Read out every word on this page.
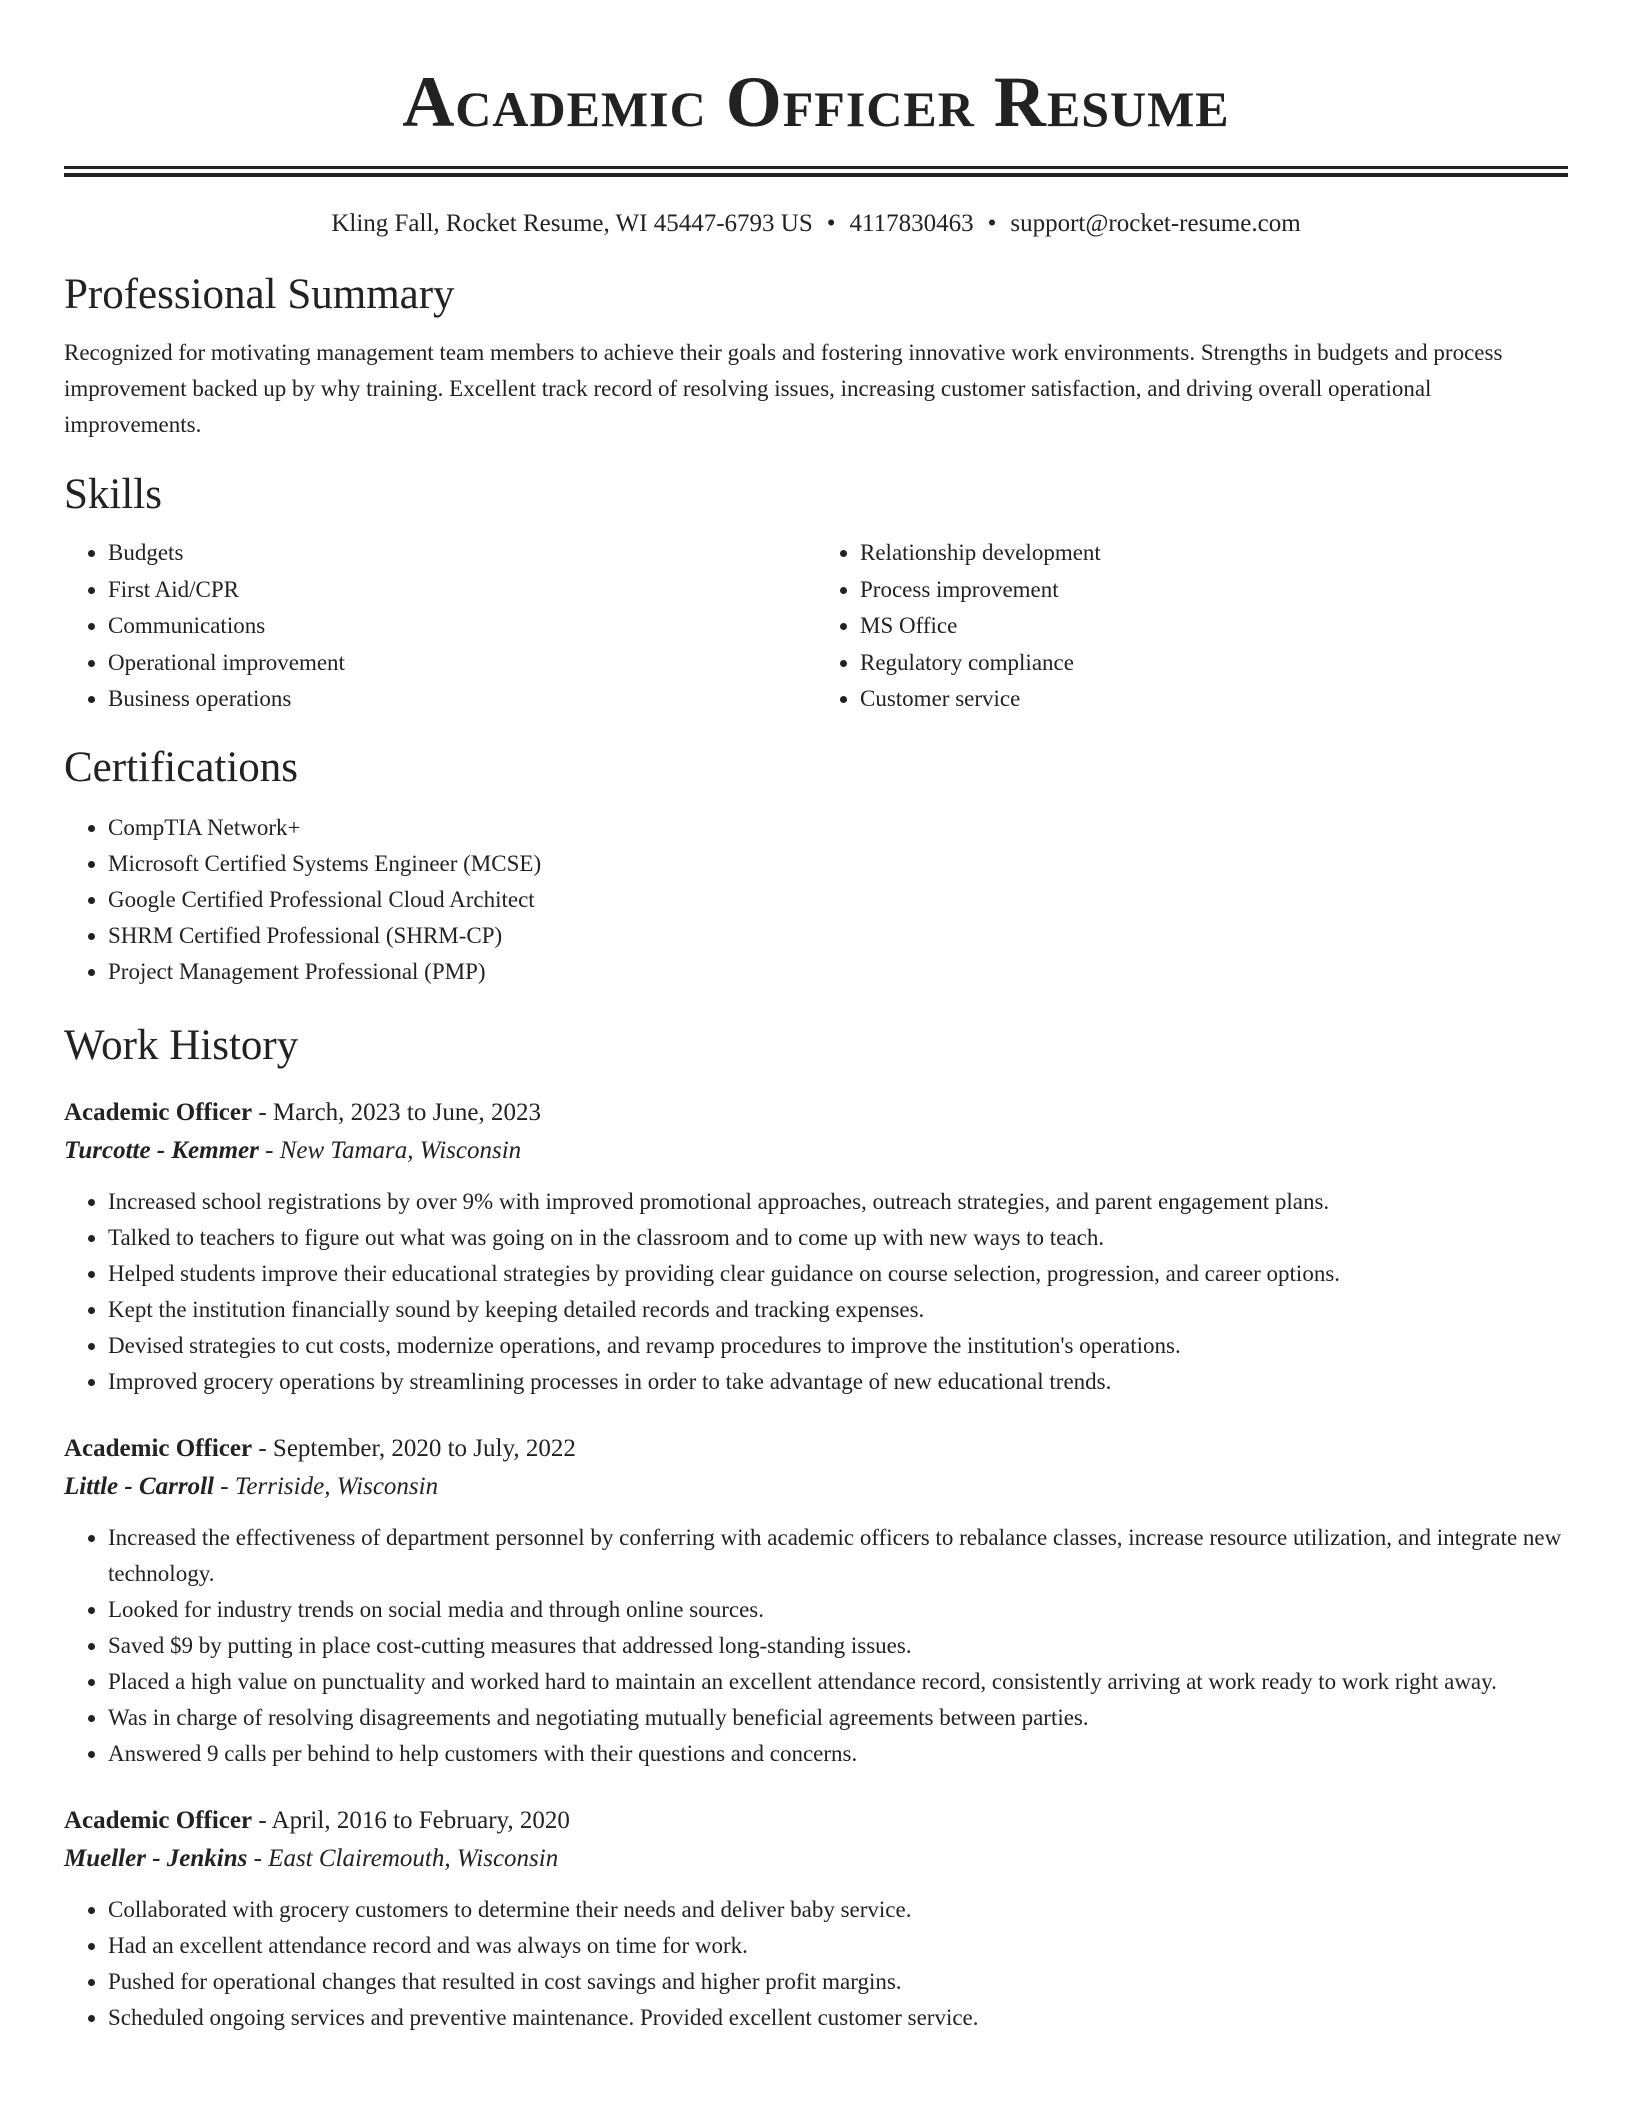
Academic Officer Resume
Kling Fall, Rocket Resume, WI 45447-6793 US • 4117830463 • support@rocket-resume.com
Professional Summary

Recognized for motivating management team members to achieve their goals and fostering innovative work environments. Strengths in budgets and process improvement backed up by why training. Excellent track record of resolving issues, increasing customer satisfaction, and driving overall operational improvements.

Skills
• Budgets
• First Aid/CPR
• Communications
• Operational improvement
• Business operations
• Relationship development
• Process improvement
• MS Office
• Regulatory compliance
• Customer service
Certifications
• CompTIA Network+
• Microsoft Certified Systems Engineer (MCSE)
• Google Certified Professional Cloud Architect
• SHRM Certified Professional (SHRM-CP)
• Project Management Professional (PMP)
Work History
Academic Officer - March, 2023 to June, 2023
Turcotte - Kemmer - New Tamara, Wisconsin
• Increased school registrations by over 9% with improved promotional approaches, outreach strategies, and parent engagement plans.
• Talked to teachers to figure out what was going on in the classroom and to come up with new ways to teach.
• Helped students improve their educational strategies by providing clear guidance on course selection, progression, and career options.
• Kept the institution financially sound by keeping detailed records and tracking expenses.
• Devised strategies to cut costs, modernize operations, and revamp procedures to improve the institution's operations.
• Improved grocery operations by streamlining processes in order to take advantage of new educational trends.
Academic Officer - September, 2020 to July, 2022
Little - Carroll - Terriside, Wisconsin
• Increased the effectiveness of department personnel by conferring with academic officers to rebalance classes, increase resource utilization, and integrate new technology.
• Looked for industry trends on social media and through online sources.
• Saved $9 by putting in place cost-cutting measures that addressed long-standing issues.
• Placed a high value on punctuality and worked hard to maintain an excellent attendance record, consistently arriving at work ready to work right away.
• Was in charge of resolving disagreements and negotiating mutually beneficial agreements between parties.
• Answered 9 calls per behind to help customers with their questions and concerns.
Academic Officer - April, 2016 to February, 2020
Mueller - Jenkins - East Clairemouth, Wisconsin
• Collaborated with grocery customers to determine their needs and deliver baby service.
• Had an excellent attendance record and was always on time for work.
• Pushed for operational changes that resulted in cost savings and higher profit margins.
• Scheduled ongoing services and preventive maintenance. Provided excellent customer service.
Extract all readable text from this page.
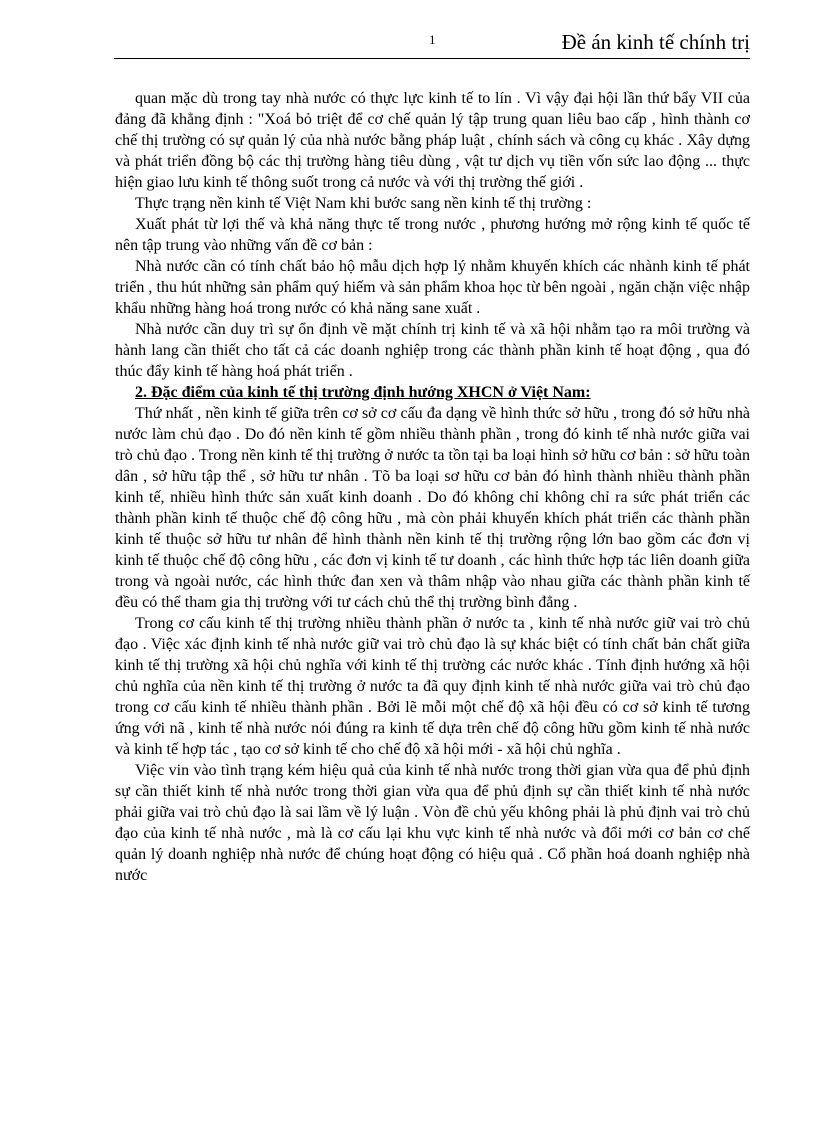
1	Đề án kinh tế chính trị

quan mặc dù trong tay nhà nước có thực lực kinh tế to lín . Vì vậy đại hội lần thứ bẩy VII của đảng đã khẳng định : "Xoá bỏ triệt để cơ chế quản lý tập trung quan liêu bao cấp , hình thành cơ chế thị trường có sự quản lý của nhà nước bằng pháp luật , chính sách và công cụ khác . Xây dựng và phát triển đồng bộ các thị trường hàng tiêu dùng , vật tư dịch vụ tiền vốn sức lao động ... thực hiện giao lưu kinh tế thông suốt trong cả nước và với thị trường thế giới .

Thực trạng nền kinh tế Việt Nam khi bước sang nền kinh tế thị trường :

Xuất phát từ lợi thế và khả năng thực tế trong nước , phương hướng mở rộng kinh tế quốc tế nên tập trung vào những vấn đề cơ bản :

Nhà nước cần có tính chất bảo hộ mẫu dịch hợp lý nhằm khuyến khích các nhành kinh tế phát triển , thu hút những sản phẩm quý hiếm và sản phẩm khoa học từ bên ngoài , ngăn chặn việc nhập khẩu những hàng hoá trong nước có khả năng sane xuất .

Nhà nước cần duy trì sự ổn định về mặt chính trị kinh tế và xã hội nhằm tạo ra môi trường và hành lang cần thiết cho tất cả các doanh nghiệp trong các thành phần kinh tế hoạt động , qua đó thúc đẩy kinh tế hàng hoá phát triển .

2. Đặc điểm của kinh tế thị trường định hướng XHCN ở Việt Nam:

Thứ nhất , nền kinh tế giữa trên cơ sở cơ cấu đa dạng về hình thức sở hữu , trong đó sở hữu nhà nước làm chủ đạo . Do đó nền kinh tế gồm nhiều thành phần , trong đó kinh tế nhà nước giữa vai trò chủ đạo . Trong nền kinh tế thị trường ở nước ta tồn tại ba loại hình sở hữu cơ bản : sở hữu toàn dân , sở hữu tập thể , sở hữu tư nhân . Tõ ba loại sơ hữu cơ bản đó hình thành nhiều thành phần kinh tế, nhiều hình thức sản xuất kinh doanh . Do đó không chỉ không chỉ ra sức phát triển các thành phần kinh tế thuộc chế độ công hữu , mà còn phải khuyến khích phát triển các thành phần kinh tế thuộc sở hữu tư nhân để hình thành nền kinh tế thị trường rộng lớn bao gồm các đơn vị kinh tế thuộc chế độ công hữu , các đơn vị kinh tế tư doanh , các hình thức hợp tác liên doanh giữa trong và ngoài nước, các hình thức đan xen và thâm nhập vào nhau giữa các thành phần kinh tế đều có thể tham gia thị trường với tư cách chủ thể thị trường bình đẳng .

Trong cơ cấu kinh tế thị trường nhiều thành phần ở nước ta , kinh tế nhà nước giữ vai trò chủ đạo . Việc xác định kinh tế nhà nước giữ vai trò chủ đạo là sự khác biệt có tính chất bản chất giữa kinh tế thị trường xã hội chủ nghĩa với kinh tế thị trường các nước khác . Tính định hướng xã hội chủ nghĩa của nền kinh tế thị trường ở nước ta đã quy định kinh tế nhà nước giữa vai trò chủ đạo trong cơ cấu kinh tế nhiều thành phần . Bởi lẽ mỗi một chế độ xã hội đều có cơ sở kinh tế tương ứng với nã , kinh tế nhà nước nói đúng ra kinh tế dựa trên chế độ công hữu gồm kinh tế nhà nước và kinh tế hợp tác , tạo cơ sở kinh tế cho chế độ xã hội mới - xã hội chủ nghĩa .

Việc vin vào tình trạng kém hiệu quả của kinh tế nhà nước trong thời gian vừa qua để phủ định sự cần thiết kinh tế nhà nước trong thời gian vừa qua để phủ định sự cần thiết kinh tế nhà nước phải giữa vai trò chủ đạo là sai lầm về lý luận . Vòn đề chủ yếu không phải là phủ định vai trò chủ đạo của kinh tế nhà nước , mà là cơ cấu lại khu vực kinh tế nhà nước và đổi mới cơ bản cơ chế quản lý doanh nghiệp nhà nước để chúng hoạt động có hiệu quả . Cổ phần hoá doanh nghiệp nhà nước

○ ○ ○ ○ ○

_Written instruction_.
Quote every line word for word and keep the images out of the copy.

_Answer to this problem_.
Read out every word on this page.
Academic Officer Resume
Kling Fall, Rocket Resume, WI 45447-6793 US • 4117830463 • support@rocket-resume.com
Professional Summary

Recognized for motivating management team members to achieve their goals and fostering innovative work environments. Strengths in budgets and process improvement backed up by why training. Excellent track record of resolving issues, increasing customer satisfaction, and driving overall operational improvements.

Skills
• Budgets
• First Aid/CPR
• Communications
• Operational improvement
• Business operations
• Relationship development
• Process improvement
• MS Office
• Regulatory compliance
• Customer service
Certifications
• CompTIA Network+
• Microsoft Certified Systems Engineer (MCSE)
• Google Certified Professional Cloud Architect
• SHRM Certified Professional (SHRM-CP)
• Project Management Professional (PMP)
Work History
Academic Officer - March, 2023 to June, 2023
Turcotte - Kemmer - New Tamara, Wisconsin
• Increased school registrations by over 9% with improved promotional approaches, outreach strategies, and parent engagement plans.
• Talked to teachers to figure out what was going on in the classroom and to come up with new ways to teach.
• Helped students improve their educational strategies by providing clear guidance on course selection, progression, and career options.
• Kept the institution financially sound by keeping detailed records and tracking expenses.
• Devised strategies to cut costs, modernize operations, and revamp procedures to improve the institution's operations.
• Improved grocery operations by streamlining processes in order to take advantage of new educational trends.
Academic Officer - September, 2020 to July, 2022
Little - Carroll - Terriside, Wisconsin
• Increased the effectiveness of department personnel by conferring with academic officers to rebalance classes, increase resource utilization, and integrate new technology.
• Looked for industry trends on social media and through online sources.
• Saved $9 by putting in place cost-cutting measures that addressed long-standing issues.
• Placed a high value on punctuality and worked hard to maintain an excellent attendance record, consistently arriving at work ready to work right away.
• Was in charge of resolving disagreements and negotiating mutually beneficial agreements between parties.
• Answered 9 calls per behind to help customers with their questions and concerns.
Academic Officer - April, 2016 to February, 2020
Mueller - Jenkins - East Clairemouth, Wisconsin
• Collaborated with grocery customers to determine their needs and deliver baby service.
• Had an excellent attendance record and was always on time for work.
• Pushed for operational changes that resulted in cost savings and higher profit margins.
• Scheduled ongoing services and preventive maintenance. Provided excellent customer service.
Extract all readable text from this page.
1	Đề án kinh tế chính trị

quan mặc dù trong tay nhà nước có thực lực kinh tế to lín . Vì vậy đại hội lần thứ bẩy VII của đảng đã khẳng định : "Xoá bỏ triệt để cơ chế quản lý tập trung quan liêu bao cấp , hình thành cơ chế thị trường có sự quản lý của nhà nước bằng pháp luật , chính sách và công cụ khác . Xây dựng và phát triển đồng bộ các thị trường hàng tiêu dùng , vật tư dịch vụ tiền vốn sức lao động ... thực hiện giao lưu kinh tế thông suốt trong cả nước và với thị trường thế giới .

Thực trạng nền kinh tế Việt Nam khi bước sang nền kinh tế thị trường :

Xuất phát từ lợi thế và khả năng thực tế trong nước , phương hướng mở rộng kinh tế quốc tế nên tập trung vào những vấn đề cơ bản :

Nhà nước cần có tính chất bảo hộ mẫu dịch hợp lý nhằm khuyến khích các nhành kinh tế phát triển , thu hút những sản phẩm quý hiếm và sản phẩm khoa học từ bên ngoài , ngăn chặn việc nhập khẩu những hàng hoá trong nước có khả năng sane xuất .

Nhà nước cần duy trì sự ổn định về mặt chính trị kinh tế và xã hội nhằm tạo ra môi trường và hành lang cần thiết cho tất cả các doanh nghiệp trong các thành phần kinh tế hoạt động , qua đó thúc đẩy kinh tế hàng hoá phát triển .

2. Đặc điểm của kinh tế thị trường định hướng XHCN ở Việt Nam:

Thứ nhất , nền kinh tế giữa trên cơ sở cơ cấu đa dạng về hình thức sở hữu , trong đó sở hữu nhà nước làm chủ đạo . Do đó nền kinh tế gồm nhiều thành phần , trong đó kinh tế nhà nước giữa vai trò chủ đạo . Trong nền kinh tế thị trường ở nước ta tồn tại ba loại hình sở hữu cơ bản : sở hữu toàn dân , sở hữu tập thể , sở hữu tư nhân . Tõ ba loại sơ hữu cơ bản đó hình thành nhiều thành phần kinh tế, nhiều hình thức sản xuất kinh doanh . Do đó không chỉ không chỉ ra sức phát triển các thành phần kinh tế thuộc chế độ công hữu , mà còn phải khuyến khích phát triển các thành phần kinh tế thuộc sở hữu tư nhân để hình thành nền kinh tế thị trường rộng lớn bao gồm các đơn vị kinh tế thuộc chế độ công hữu , các đơn vị kinh tế tư doanh , các hình thức hợp tác liên doanh giữa trong và ngoài nước, các hình thức đan xen và thâm nhập vào nhau giữa các thành phần kinh tế đều có thể tham gia thị trường với tư cách chủ thể thị trường bình đẳng .

Trong cơ cấu kinh tế thị trường nhiều thành phần ở nước ta , kinh tế nhà nước giữ vai trò chủ đạo . Việc xác định kinh tế nhà nước giữ vai trò chủ đạo là sự khác biệt có tính chất bản chất giữa kinh tế thị trường xã hội chủ nghĩa với kinh tế thị trường các nước khác . Tính định hướng xã hội chủ nghĩa của nền kinh tế thị trường ở nước ta đã quy định kinh tế nhà nước giữa vai trò chủ đạo trong cơ cấu kinh tế nhiều thành phần . Bởi lẽ mỗi một chế độ xã hội đều có cơ sở kinh tế tương ứng với nã , kinh tế nhà nước nói đúng ra kinh tế dựa trên chế độ công hữu gồm kinh tế nhà nước và kinh tế hợp tác , tạo cơ sở kinh tế cho chế độ xã hội mới - xã hội chủ nghĩa .

Việc vin vào tình trạng kém hiệu quả của kinh tế nhà nước trong thời gian vừa qua để phủ định sự cần thiết kinh tế nhà nước trong thời gian vừa qua để phủ định sự cần thiết kinh tế nhà nước phải giữa vai trò chủ đạo là sai lầm về lý luận . Vòn đề chủ yếu không phải là phủ định vai trò chủ đạo của kinh tế nhà nước , mà là cơ cấu lại khu vực kinh tế nhà nước và đổi mới cơ bản cơ chế quản lý doanh nghiệp nhà nước để chúng hoạt động có hiệu quả . Cổ phần hoá doanh nghiệp nhà nước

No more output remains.